» Given request: Quote every entry word for word.

Stored entries:
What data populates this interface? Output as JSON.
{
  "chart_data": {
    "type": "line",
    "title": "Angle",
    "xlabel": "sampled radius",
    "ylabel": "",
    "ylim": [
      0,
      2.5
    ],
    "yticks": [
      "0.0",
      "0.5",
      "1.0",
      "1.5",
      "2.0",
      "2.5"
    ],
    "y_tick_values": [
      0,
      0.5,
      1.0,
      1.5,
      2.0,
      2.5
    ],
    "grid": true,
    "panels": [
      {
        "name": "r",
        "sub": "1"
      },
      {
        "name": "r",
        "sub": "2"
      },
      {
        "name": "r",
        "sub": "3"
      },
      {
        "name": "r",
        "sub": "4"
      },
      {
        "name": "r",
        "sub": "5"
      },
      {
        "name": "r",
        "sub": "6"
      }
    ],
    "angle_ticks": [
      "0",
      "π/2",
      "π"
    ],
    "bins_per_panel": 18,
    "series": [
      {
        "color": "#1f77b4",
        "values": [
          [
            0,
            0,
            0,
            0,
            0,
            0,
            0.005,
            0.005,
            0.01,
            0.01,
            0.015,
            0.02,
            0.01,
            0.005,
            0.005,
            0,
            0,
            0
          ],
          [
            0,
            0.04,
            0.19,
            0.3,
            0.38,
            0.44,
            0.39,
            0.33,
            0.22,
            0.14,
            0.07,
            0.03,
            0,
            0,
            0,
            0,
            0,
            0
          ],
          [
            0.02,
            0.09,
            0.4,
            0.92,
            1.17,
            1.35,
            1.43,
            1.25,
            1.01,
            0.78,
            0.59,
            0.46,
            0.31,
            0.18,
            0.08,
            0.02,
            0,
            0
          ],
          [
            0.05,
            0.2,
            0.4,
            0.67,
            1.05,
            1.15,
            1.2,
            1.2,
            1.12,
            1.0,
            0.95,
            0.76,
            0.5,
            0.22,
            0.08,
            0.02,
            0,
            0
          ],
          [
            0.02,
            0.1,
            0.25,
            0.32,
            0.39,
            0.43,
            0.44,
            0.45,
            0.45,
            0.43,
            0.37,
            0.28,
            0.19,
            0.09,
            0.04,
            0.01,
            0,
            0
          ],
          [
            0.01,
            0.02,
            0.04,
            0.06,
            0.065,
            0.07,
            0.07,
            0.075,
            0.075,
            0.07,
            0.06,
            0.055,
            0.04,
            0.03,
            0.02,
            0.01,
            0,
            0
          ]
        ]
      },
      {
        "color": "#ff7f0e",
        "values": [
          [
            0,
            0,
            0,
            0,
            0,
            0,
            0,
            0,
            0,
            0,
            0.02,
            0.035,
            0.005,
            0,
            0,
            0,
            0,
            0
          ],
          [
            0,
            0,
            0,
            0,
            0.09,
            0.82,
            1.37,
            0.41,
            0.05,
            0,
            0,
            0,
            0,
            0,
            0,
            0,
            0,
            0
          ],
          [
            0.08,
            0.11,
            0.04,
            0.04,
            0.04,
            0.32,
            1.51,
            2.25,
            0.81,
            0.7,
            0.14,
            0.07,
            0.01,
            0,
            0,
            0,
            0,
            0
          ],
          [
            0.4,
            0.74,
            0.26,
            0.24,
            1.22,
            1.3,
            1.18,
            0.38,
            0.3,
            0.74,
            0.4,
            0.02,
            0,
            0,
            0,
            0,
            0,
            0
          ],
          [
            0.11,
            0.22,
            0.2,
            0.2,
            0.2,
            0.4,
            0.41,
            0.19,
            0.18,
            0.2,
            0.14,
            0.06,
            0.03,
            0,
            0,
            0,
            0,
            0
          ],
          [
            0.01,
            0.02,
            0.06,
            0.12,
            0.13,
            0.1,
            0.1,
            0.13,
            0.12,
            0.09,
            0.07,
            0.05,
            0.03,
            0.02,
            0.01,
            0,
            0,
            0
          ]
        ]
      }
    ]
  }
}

» Right answer:
What data populates this interface? Output as JSON.
{
  "chart_data": {
    "type": "line",
    "title": "Angle",
    "xlabel": "sampled radius",
    "ylabel": "",
    "ylim": [
      0,
      2.5
    ],
    "yticks": [
      "0.0",
      "0.5",
      "1.0",
      "1.5",
      "2.0",
      "2.5"
    ],
    "y_tick_values": [
      0,
      0.5,
      1.0,
      1.5,
      2.0,
      2.5
    ],
    "grid": true,
    "panels": [
      {
        "name": "r",
        "sub": "1"
      },
      {
        "name": "r",
        "sub": "2"
      },
      {
        "name": "r",
        "sub": "3"
      },
      {
        "name": "r",
        "sub": "4"
      },
      {
        "name": "r",
        "sub": "5"
      },
      {
        "name": "r",
        "sub": "6"
      }
    ],
    "angle_ticks": [
      "0",
      "π/2",
      "π"
    ],
    "bins_per_panel": 18,
    "series": [
      {
        "color": "#1f77b4",
        "values": [
          [
            0,
            0,
            0,
            0,
            0,
            0,
            0.005,
            0.005,
            0.01,
            0.01,
            0.015,
            0.02,
            0.01,
            0.005,
            0.005,
            0,
            0,
            0
          ],
          [
            0,
            0.04,
            0.19,
            0.3,
            0.38,
            0.44,
            0.39,
            0.33,
            0.22,
            0.14,
            0.07,
            0.03,
            0,
            0,
            0,
            0,
            0,
            0
          ],
          [
            0.02,
            0.09,
            0.4,
            0.92,
            1.17,
            1.35,
            1.43,
            1.25,
            1.01,
            0.78,
            0.59,
            0.46,
            0.31,
            0.18,
            0.08,
            0.02,
            0,
            0
          ],
          [
            0.05,
            0.2,
            0.4,
            0.67,
            1.05,
            1.15,
            1.2,
            1.2,
            1.12,
            1.0,
            0.95,
            0.76,
            0.5,
            0.22,
            0.08,
            0.02,
            0,
            0
          ],
          [
            0.02,
            0.1,
            0.25,
            0.32,
            0.39,
            0.43,
            0.44,
            0.45,
            0.45,
            0.43,
            0.37,
            0.28,
            0.19,
            0.09,
            0.04,
            0.01,
            0,
            0
          ],
          [
            0.01,
            0.02,
            0.04,
            0.06,
            0.065,
            0.07,
            0.07,
            0.075,
            0.075,
            0.07,
            0.06,
            0.055,
            0.04,
            0.03,
            0.02,
            0.01,
            0,
            0
          ]
        ]
      },
      {
        "color": "#ff7f0e",
        "values": [
          [
            0,
            0,
            0,
            0,
            0,
            0,
            0,
            0,
            0,
            0,
            0.02,
            0.035,
            0.005,
            0,
            0,
            0,
            0,
            0
          ],
          [
            0,
            0,
            0,
            0,
            0.09,
            0.82,
            1.37,
            0.41,
            0.05,
            0,
            0,
            0,
            0,
            0,
            0,
            0,
            0,
            0
          ],
          [
            0.08,
            0.11,
            0.04,
            0.04,
            0.04,
            0.32,
            1.51,
            2.25,
            0.81,
            0.7,
            0.14,
            0.07,
            0.01,
            0,
            0,
            0,
            0,
            0
          ],
          [
            0.4,
            0.74,
            0.26,
            0.24,
            1.22,
            1.3,
            1.18,
            0.38,
            0.3,
            0.74,
            0.4,
            0.02,
            0,
            0,
            0,
            0,
            0,
            0
          ],
          [
            0.11,
            0.22,
            0.2,
            0.2,
            0.2,
            0.4,
            0.41,
            0.19,
            0.18,
            0.2,
            0.14,
            0.06,
            0.03,
            0,
            0,
            0,
            0,
            0
          ],
          [
            0.01,
            0.02,
            0.06,
            0.12,
            0.13,
            0.1,
            0.1,
            0.13,
            0.12,
            0.09,
            0.07,
            0.05,
            0.03,
            0.02,
            0.01,
            0,
            0,
            0
          ]
        ]
      }
    ]
  }
}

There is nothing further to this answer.